- READING TEXT:
════════════════
DoH puts brakes on revalidation

Serious doubts have emerged over the future of revalidation after the RCGP predicted 'very limited' roll-out in 2011 and the BMA said current plans were 'threatening and disproportionate'.

Professor Pringle said GPs should not be in the 'firing line' for revalidation
Professor Pringle said GPs should not be in the 'firing line' for revalidation

Following the criticism, health secretary Andrew Lansley this week wrote to GMC chairman Peter Rubin to say he intends to extend revalidation piloting into 2012.

Mr Lansley said this would allow the government to develop 'a clearer understanding of the costs, benefits and practicalities of implementation so that it can be paced in a way that is affordable, supports high-quality care and makes effective use of doctors' time'.

Last week, the RCGP's revalidation lead predicted that only 1,000 GPs, all from revalidation pilots, would submit themselves in 2011, less than a tenth of the number previously suggested.

AUDIO PODCAST - RCGP roundtable debate on revalidation

In its response to the GMC's consultation on revalidation, the BMA said it could not support the plans as they stand and that it would resist a system that is 'overly bureaucratic and cumbersome' and takes doctors away from patient care.
════════════════
- REQUIRED ACTION 1: Duplicate a passage of the revalidation article, beginning at the words "Last week, the" and stopping after the words "from patient care.".
- REQUIRED ACTION 2: In the revalidation article, how many GPs did the RCGP's revalidation lead predict would submit themselves in 2011?
- REQUIRED ACTION 3: List every organization that the revalidation article refers to by an abbreviation.
You can ignore the items that follow the revalidation article.
════════════════
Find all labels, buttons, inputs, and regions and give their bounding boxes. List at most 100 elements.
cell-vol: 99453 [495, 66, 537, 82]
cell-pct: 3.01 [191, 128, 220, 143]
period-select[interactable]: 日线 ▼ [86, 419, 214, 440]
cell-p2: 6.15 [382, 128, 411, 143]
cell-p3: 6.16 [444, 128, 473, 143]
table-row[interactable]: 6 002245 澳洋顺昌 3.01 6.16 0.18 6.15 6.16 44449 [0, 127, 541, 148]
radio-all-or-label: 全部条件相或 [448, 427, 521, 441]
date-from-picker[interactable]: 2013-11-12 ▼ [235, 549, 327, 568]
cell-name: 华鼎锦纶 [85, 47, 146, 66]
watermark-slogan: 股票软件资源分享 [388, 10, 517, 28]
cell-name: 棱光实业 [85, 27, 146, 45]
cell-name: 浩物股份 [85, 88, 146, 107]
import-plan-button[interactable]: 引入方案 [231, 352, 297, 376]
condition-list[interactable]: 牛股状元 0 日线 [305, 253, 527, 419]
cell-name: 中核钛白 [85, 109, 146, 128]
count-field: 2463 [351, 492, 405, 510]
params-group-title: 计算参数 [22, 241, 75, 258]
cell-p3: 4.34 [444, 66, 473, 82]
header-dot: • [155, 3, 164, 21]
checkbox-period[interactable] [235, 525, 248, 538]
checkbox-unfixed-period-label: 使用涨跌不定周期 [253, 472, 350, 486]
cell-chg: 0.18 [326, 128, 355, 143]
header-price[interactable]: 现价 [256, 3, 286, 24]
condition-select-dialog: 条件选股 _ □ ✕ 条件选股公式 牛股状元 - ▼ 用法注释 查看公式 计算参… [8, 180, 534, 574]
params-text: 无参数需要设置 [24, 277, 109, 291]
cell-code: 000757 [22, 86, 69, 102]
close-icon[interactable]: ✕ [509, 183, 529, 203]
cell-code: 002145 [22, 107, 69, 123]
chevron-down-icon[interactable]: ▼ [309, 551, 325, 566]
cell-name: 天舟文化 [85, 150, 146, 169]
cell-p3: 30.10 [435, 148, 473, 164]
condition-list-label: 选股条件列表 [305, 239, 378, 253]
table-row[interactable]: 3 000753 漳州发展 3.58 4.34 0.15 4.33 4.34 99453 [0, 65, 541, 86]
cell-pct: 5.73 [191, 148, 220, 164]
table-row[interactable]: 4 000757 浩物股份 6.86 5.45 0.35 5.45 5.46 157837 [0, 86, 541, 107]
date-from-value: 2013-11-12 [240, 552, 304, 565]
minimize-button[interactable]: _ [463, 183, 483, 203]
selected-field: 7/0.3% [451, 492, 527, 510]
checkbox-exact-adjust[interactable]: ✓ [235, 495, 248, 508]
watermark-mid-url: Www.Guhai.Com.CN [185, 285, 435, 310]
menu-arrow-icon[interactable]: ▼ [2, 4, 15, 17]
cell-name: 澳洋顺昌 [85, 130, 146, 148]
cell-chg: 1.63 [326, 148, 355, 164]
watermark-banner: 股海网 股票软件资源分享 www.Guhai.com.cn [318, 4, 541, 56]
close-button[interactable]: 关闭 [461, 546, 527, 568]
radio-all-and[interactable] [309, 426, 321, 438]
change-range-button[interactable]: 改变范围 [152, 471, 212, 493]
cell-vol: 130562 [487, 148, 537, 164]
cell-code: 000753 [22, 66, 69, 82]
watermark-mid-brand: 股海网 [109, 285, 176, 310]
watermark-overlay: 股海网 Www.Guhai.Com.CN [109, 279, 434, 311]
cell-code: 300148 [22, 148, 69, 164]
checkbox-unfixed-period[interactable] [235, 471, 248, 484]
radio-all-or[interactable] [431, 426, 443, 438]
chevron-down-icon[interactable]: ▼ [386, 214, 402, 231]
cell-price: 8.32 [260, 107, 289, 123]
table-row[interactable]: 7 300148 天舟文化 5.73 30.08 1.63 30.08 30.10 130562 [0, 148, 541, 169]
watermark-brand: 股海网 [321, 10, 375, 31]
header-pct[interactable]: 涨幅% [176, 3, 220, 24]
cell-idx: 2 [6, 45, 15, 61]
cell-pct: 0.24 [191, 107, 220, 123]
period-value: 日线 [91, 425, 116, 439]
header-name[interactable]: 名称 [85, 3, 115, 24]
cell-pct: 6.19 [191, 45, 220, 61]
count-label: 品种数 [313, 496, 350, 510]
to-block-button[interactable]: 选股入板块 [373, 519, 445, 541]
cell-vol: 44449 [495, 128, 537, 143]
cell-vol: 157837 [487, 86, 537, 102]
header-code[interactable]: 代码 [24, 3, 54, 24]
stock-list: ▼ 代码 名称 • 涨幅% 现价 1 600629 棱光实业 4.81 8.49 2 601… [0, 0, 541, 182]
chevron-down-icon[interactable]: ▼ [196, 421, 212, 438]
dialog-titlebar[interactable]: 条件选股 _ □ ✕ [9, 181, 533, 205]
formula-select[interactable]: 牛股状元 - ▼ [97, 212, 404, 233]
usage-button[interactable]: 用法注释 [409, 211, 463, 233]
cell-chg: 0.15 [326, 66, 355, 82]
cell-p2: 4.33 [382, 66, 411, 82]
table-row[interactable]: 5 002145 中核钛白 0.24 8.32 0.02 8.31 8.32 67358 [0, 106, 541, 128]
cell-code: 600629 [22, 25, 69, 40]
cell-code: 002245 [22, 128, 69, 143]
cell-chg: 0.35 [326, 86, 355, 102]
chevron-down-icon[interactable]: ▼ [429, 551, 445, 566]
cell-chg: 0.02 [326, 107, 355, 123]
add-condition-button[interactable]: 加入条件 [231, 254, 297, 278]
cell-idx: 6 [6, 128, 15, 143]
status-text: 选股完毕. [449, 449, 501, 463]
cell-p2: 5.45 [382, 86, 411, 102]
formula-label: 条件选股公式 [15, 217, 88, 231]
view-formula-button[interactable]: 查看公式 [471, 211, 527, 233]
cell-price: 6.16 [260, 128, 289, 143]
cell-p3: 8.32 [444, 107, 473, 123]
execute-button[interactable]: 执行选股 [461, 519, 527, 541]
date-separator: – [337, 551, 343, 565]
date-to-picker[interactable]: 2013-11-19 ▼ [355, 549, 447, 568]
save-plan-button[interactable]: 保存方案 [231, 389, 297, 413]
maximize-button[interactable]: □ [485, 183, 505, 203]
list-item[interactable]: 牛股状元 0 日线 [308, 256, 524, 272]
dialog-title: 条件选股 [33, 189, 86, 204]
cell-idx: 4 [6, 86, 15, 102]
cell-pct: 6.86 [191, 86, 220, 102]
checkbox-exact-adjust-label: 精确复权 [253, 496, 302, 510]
════════════════
- TASK OUTPUT 1:
Last week, the RCGP's revalidation lead predicted that only 1,000 GPs, all from revalidation pilots, would submit themselves in 2011, less than a tenth of the number previously suggested.

AUDIO PODCAST - RCGP roundtable debate on revalidation

In its response to the GMC's consultation on revalidation, the BMA said it could not support the plans as they stand and that it would resist a system that is 'overly bureaucratic and cumbersome' and takes doctors away from patient care.

- TASK OUTPUT 2: Only 1,000 GPs, all from revalidation pilots.

- TASK OUTPUT 3: DoH, RCGP, BMA, GMC